Task statement
Go through the entries and transcribe each one exactly, dropping the pictures.

** begin Exercise material **

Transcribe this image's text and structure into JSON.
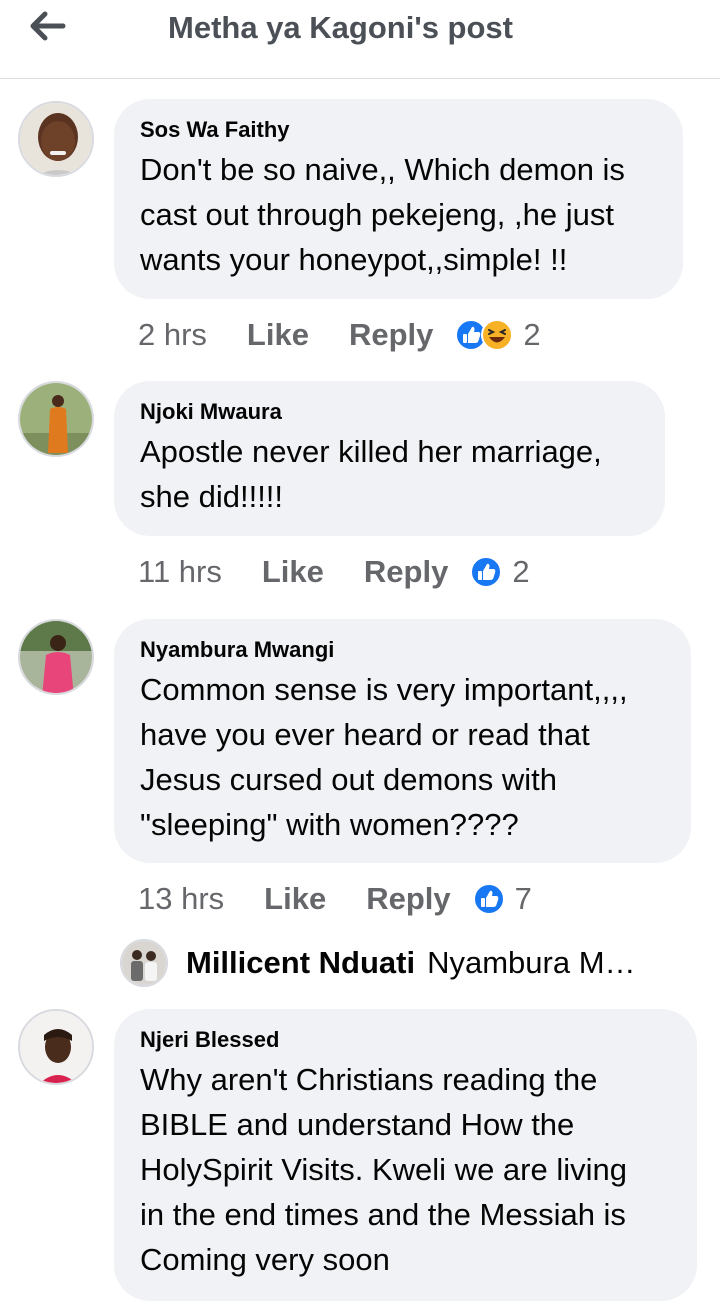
{
  "header": {
    "title": "Metha ya Kagoni's post",
    "back_icon": "back-arrow-icon"
  },
  "colors": {
    "bubble": "#f0f2f5",
    "meta": "#65676b",
    "like_blue": "#1877f2",
    "haha_yellow": "#f7b125"
  },
  "comments": [
    {
      "author": "Sos Wa Faithy",
      "lines": [
        "Don't be so naive,, Which demon is",
        "cast out through pekejeng, ,he just",
        "wants your honeypot,,simple! !!"
      ],
      "time": "2 hrs",
      "like": "Like",
      "reply": "Reply",
      "reactions": [
        "like-reaction-icon",
        "haha-reaction-icon"
      ],
      "reaction_count": "2"
    },
    {
      "author": "Njoki Mwaura",
      "lines": [
        "Apostle never killed her marriage,",
        "she did!!!!!"
      ],
      "time": "11 hrs",
      "like": "Like",
      "reply": "Reply",
      "reactions": [
        "like-reaction-icon"
      ],
      "reaction_count": "2"
    },
    {
      "author": "Nyambura Mwangi",
      "lines": [
        "Common sense is very important,,,,",
        "have you ever heard or read that",
        "Jesus cursed out demons with",
        "\"sleeping\" with women????"
      ],
      "time": "13 hrs",
      "like": "Like",
      "reply": "Reply",
      "reactions": [
        "like-reaction-icon"
      ],
      "reaction_count": "7",
      "reply_preview": {
        "name": "Millicent Nduati",
        "snippet": "Nyambura M…"
      }
    },
    {
      "author": "Njeri Blessed",
      "lines": [
        "Why aren't Christians reading the",
        "BIBLE and understand How the",
        "HolySpirit Visits. Kweli we are living",
        "in the end times and the Messiah is",
        "Coming very soon"
      ]
    }
  ]
}
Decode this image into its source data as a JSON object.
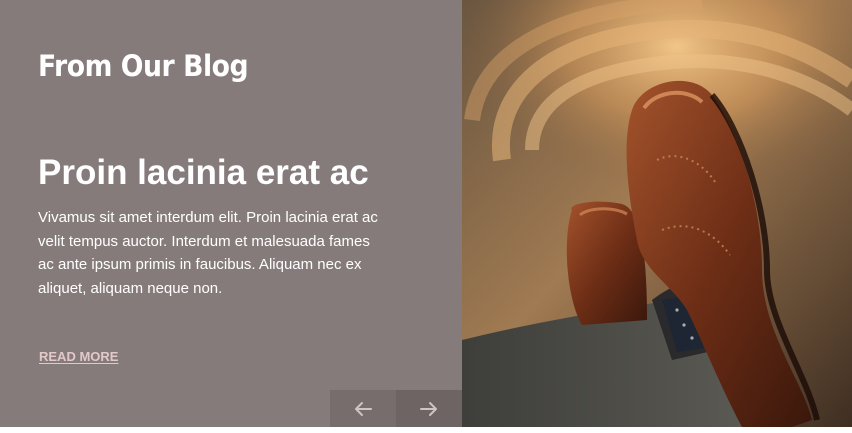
{
  "blog": {
    "section_title": "From Our Blog",
    "post": {
      "title": "Proin lacinia erat ac",
      "excerpt": "Vivamus sit amet interdum elit. Proin lacinia erat ac velit tempus auctor. Interdum et malesuada fames ac ante ipsum primis in faucibus. Aliquam nec ex aliquet, aliquam neque non.",
      "read_more_label": "READ MORE"
    },
    "navigation": {
      "prev_icon": "arrow-left-icon",
      "next_icon": "arrow-right-icon"
    },
    "image": {
      "subject": "crossed legs in brown leather brogue shoes"
    }
  },
  "colors": {
    "panel_background": "#867b7b",
    "nav_prev_background": "#776d6d",
    "nav_next_background": "#6e6464",
    "read_more_link": "#e2c8c8",
    "text": "#ffffff"
  }
}
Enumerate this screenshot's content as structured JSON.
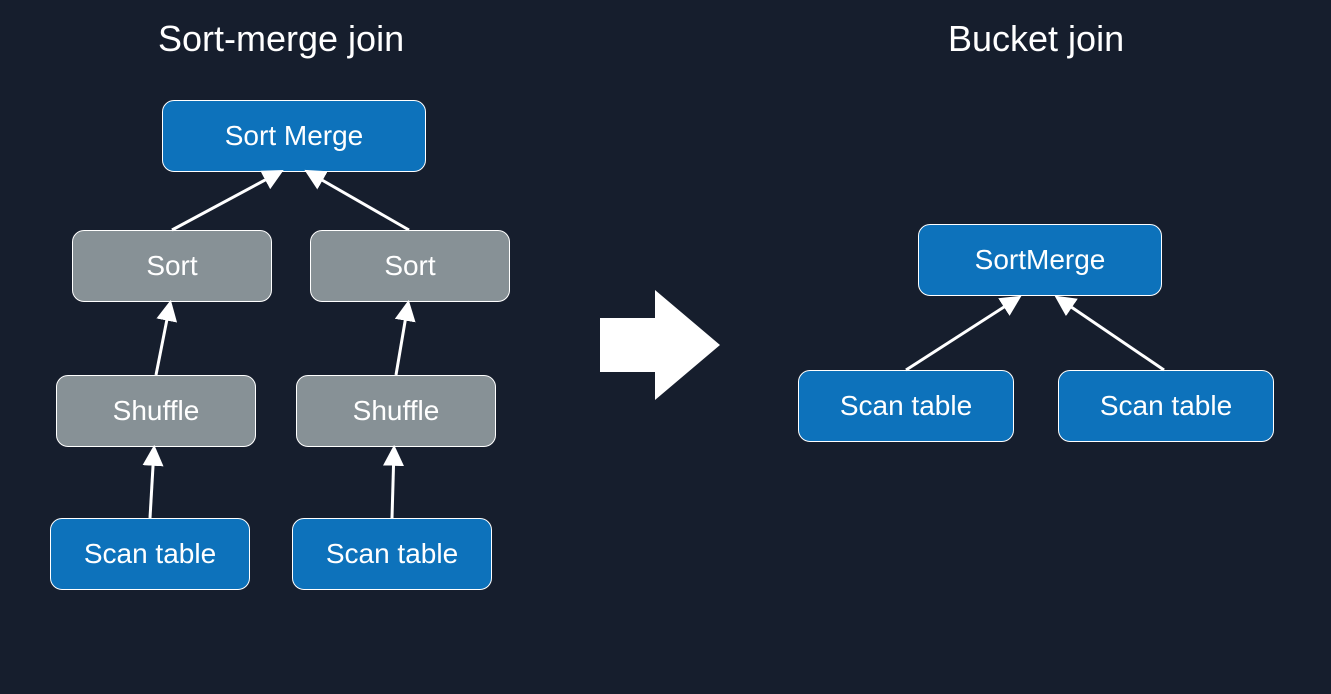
{
  "diagram": {
    "left": {
      "title": "Sort-merge join",
      "nodes": {
        "sortMerge": "Sort Merge",
        "sortL": "Sort",
        "sortR": "Sort",
        "shuffleL": "Shuffle",
        "shuffleR": "Shuffle",
        "scanL": "Scan table",
        "scanR": "Scan table"
      }
    },
    "right": {
      "title": "Bucket join",
      "nodes": {
        "sortMerge": "SortMerge",
        "scanL": "Scan table",
        "scanR": "Scan table"
      }
    },
    "colors": {
      "background": "#161e2d",
      "primary": "#0d72bb",
      "secondary": "#879196",
      "outline": "#ffffff"
    }
  }
}
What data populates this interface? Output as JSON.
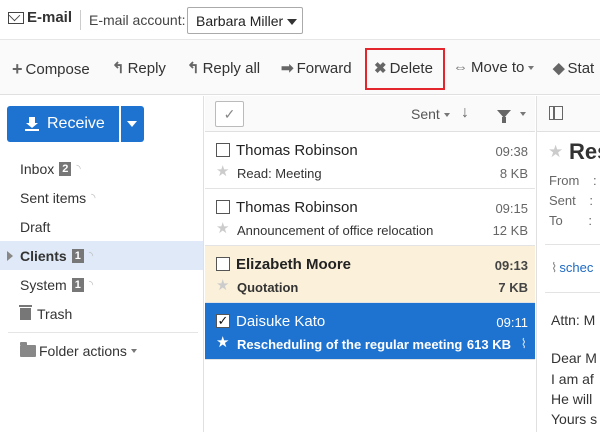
{
  "app": {
    "title": "E-mail"
  },
  "account": {
    "label": "E-mail account:",
    "selected": "Barbara Miller"
  },
  "toolbar": {
    "compose": "Compose",
    "reply": "Reply",
    "reply_all": "Reply all",
    "forward": "Forward",
    "delete": "Delete",
    "move_to": "Move to",
    "status": "Stat"
  },
  "sidebar": {
    "receive_label": "Receive",
    "folders": [
      {
        "label": "Inbox",
        "count": "2"
      },
      {
        "label": "Sent items",
        "count": ""
      },
      {
        "label": "Draft",
        "count": ""
      },
      {
        "label": "Clients",
        "count": "1"
      },
      {
        "label": "System",
        "count": "1"
      },
      {
        "label": "Trash",
        "count": ""
      }
    ],
    "folder_actions": "Folder actions"
  },
  "list": {
    "sort_label": "Sent",
    "rows": [
      {
        "sender": "Thomas Robinson",
        "subject": "Read: Meeting",
        "time": "09:38",
        "size": "8 KB"
      },
      {
        "sender": "Thomas Robinson",
        "subject": "Announcement of office relocation",
        "time": "09:15",
        "size": "12 KB"
      },
      {
        "sender": "Elizabeth Moore",
        "subject": "Quotation",
        "time": "09:13",
        "size": "7 KB"
      },
      {
        "sender": "Daisuke Kato",
        "subject": "Rescheduling of the regular meeting",
        "time": "09:11",
        "size": "613 KB"
      }
    ]
  },
  "preview": {
    "title": "Res",
    "from_label": "From",
    "sent_label": "Sent",
    "to_label": "To",
    "colon": ":",
    "attachment": "schec",
    "body": [
      "Attn: M",
      "Dear M",
      "I am af",
      "He will",
      "Yours s"
    ]
  },
  "colors": {
    "accent": "#1e73d0",
    "unread_bg": "#fbf1da",
    "highlight": "#e3262d"
  }
}
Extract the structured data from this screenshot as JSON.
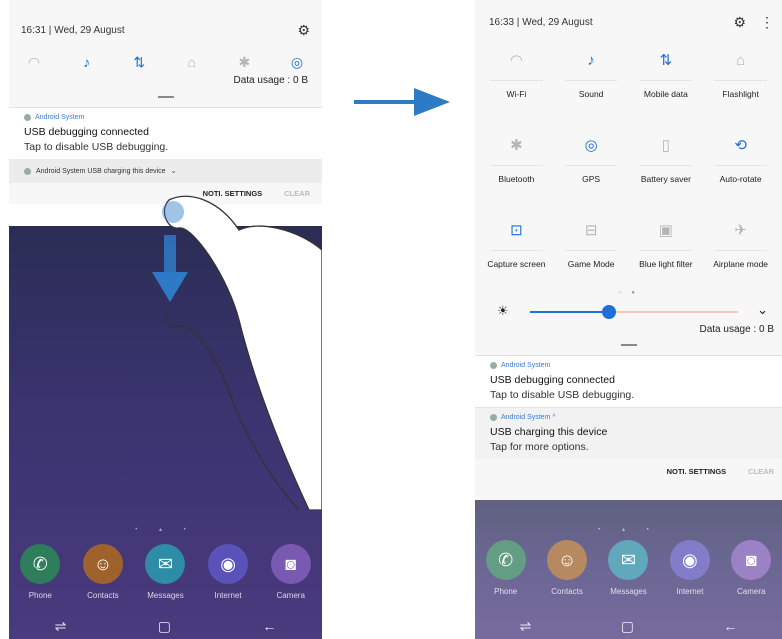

** end Exercise material **

Correct response
Transcribe this image's text and structure into JSON.
{
  "header": {
    "title": "Metha ya Kagoni's post",
    "back_icon": "back-arrow-icon"
  },
  "colors": {
    "bubble": "#f0f2f5",
    "meta": "#65676b",
    "like_blue": "#1877f2",
    "haha_yellow": "#f7b125"
  },
  "comments": [
    {
      "author": "Sos Wa Faithy",
      "lines": [
        "Don't be so naive,, Which demon is",
        "cast out through pekejeng, ,he just",
        "wants your honeypot,,simple! !!"
      ],
      "time": "2 hrs",
      "like": "Like",
      "reply": "Reply",
      "reactions": [
        "like-reaction-icon",
        "haha-reaction-icon"
      ],
      "reaction_count": "2"
    },
    {
      "author": "Njoki Mwaura",
      "lines": [
        "Apostle never killed her marriage,",
        "she did!!!!!"
      ],
      "time": "11 hrs",
      "like": "Like",
      "reply": "Reply",
      "reactions": [
        "like-reaction-icon"
      ],
      "reaction_count": "2"
    },
    {
      "author": "Nyambura Mwangi",
      "lines": [
        "Common sense is very important,,,,",
        "have you ever heard or read that",
        "Jesus cursed out demons with",
        "\"sleeping\" with women????"
      ],
      "time": "13 hrs",
      "like": "Like",
      "reply": "Reply",
      "reactions": [
        "like-reaction-icon"
      ],
      "reaction_count": "7",
      "reply_preview": {
        "name": "Millicent Nduati",
        "snippet": "Nyambura M…"
      }
    },
    {
      "author": "Njeri Blessed",
      "lines": [
        "Why aren't Christians reading the",
        "BIBLE and understand How the",
        "HolySpirit Visits. Kweli we are living",
        "in the end times and the Messiah is",
        "Coming very soon"
      ]
    }
  ]
}
Decode this image into its source data as a JSON object.
{
  "blog": {
    "section_title": "From Our Blog",
    "post": {
      "title": "Proin lacinia erat ac",
      "excerpt": "Vivamus sit amet interdum elit. Proin lacinia erat ac velit tempus auctor. Interdum et malesuada fames ac ante ipsum primis in faucibus. Aliquam nec ex aliquet, aliquam neque non.",
      "read_more_label": "READ MORE"
    },
    "navigation": {
      "prev_icon": "arrow-left-icon",
      "next_icon": "arrow-right-icon"
    },
    "image": {
      "subject": "crossed legs in brown leather brogue shoes"
    }
  },
  "colors": {
    "panel_background": "#867b7b",
    "nav_prev_background": "#776d6d",
    "nav_next_background": "#6e6464",
    "read_more_link": "#e2c8c8",
    "text": "#ffffff"
  }
}
Enumerate this screenshot's content as structured JSON.
{
  "diagram": {
    "left": {
      "title": "Sort-merge join",
      "nodes": {
        "sortMerge": "Sort Merge",
        "sortL": "Sort",
        "sortR": "Sort",
        "shuffleL": "Shuffle",
        "shuffleR": "Shuffle",
        "scanL": "Scan table",
        "scanR": "Scan table"
      }
    },
    "right": {
      "title": "Bucket join",
      "nodes": {
        "sortMerge": "SortMerge",
        "scanL": "Scan table",
        "scanR": "Scan table"
      }
    },
    "colors": {
      "background": "#161e2d",
      "primary": "#0d72bb",
      "secondary": "#879196",
      "outline": "#ffffff"
    }
  }
}
What data populates this interface? Output as JSON.
{
  "app": {
    "title": "E-mail"
  },
  "account": {
    "label": "E-mail account:",
    "selected": "Barbara Miller"
  },
  "toolbar": {
    "compose": "Compose",
    "reply": "Reply",
    "reply_all": "Reply all",
    "forward": "Forward",
    "delete": "Delete",
    "move_to": "Move to",
    "status": "Stat"
  },
  "sidebar": {
    "receive_label": "Receive",
    "folders": [
      {
        "label": "Inbox",
        "count": "2"
      },
      {
        "label": "Sent items",
        "count": ""
      },
      {
        "label": "Draft",
        "count": ""
      },
      {
        "label": "Clients",
        "count": "1"
      },
      {
        "label": "System",
        "count": "1"
      },
      {
        "label": "Trash",
        "count": ""
      }
    ],
    "folder_actions": "Folder actions"
  },
  "list": {
    "sort_label": "Sent",
    "rows": [
      {
        "sender": "Thomas Robinson",
        "subject": "Read: Meeting",
        "time": "09:38",
        "size": "8 KB"
      },
      {
        "sender": "Thomas Robinson",
        "subject": "Announcement of office relocation",
        "time": "09:15",
        "size": "12 KB"
      },
      {
        "sender": "Elizabeth Moore",
        "subject": "Quotation",
        "time": "09:13",
        "size": "7 KB"
      },
      {
        "sender": "Daisuke Kato",
        "subject": "Rescheduling of the regular meeting",
        "time": "09:11",
        "size": "613 KB"
      }
    ]
  },
  "preview": {
    "title": "Res",
    "from_label": "From",
    "sent_label": "Sent",
    "to_label": "To",
    "colon": ":",
    "attachment": "schec",
    "body": [
      "Attn: M",
      "Dear M",
      "I am af",
      "He will",
      "Yours s"
    ]
  },
  "colors": {
    "accent": "#1e73d0",
    "unread_bg": "#fbf1da",
    "highlight": "#e3262d"
  }
}
Extract the structured data from this screenshot as JSON.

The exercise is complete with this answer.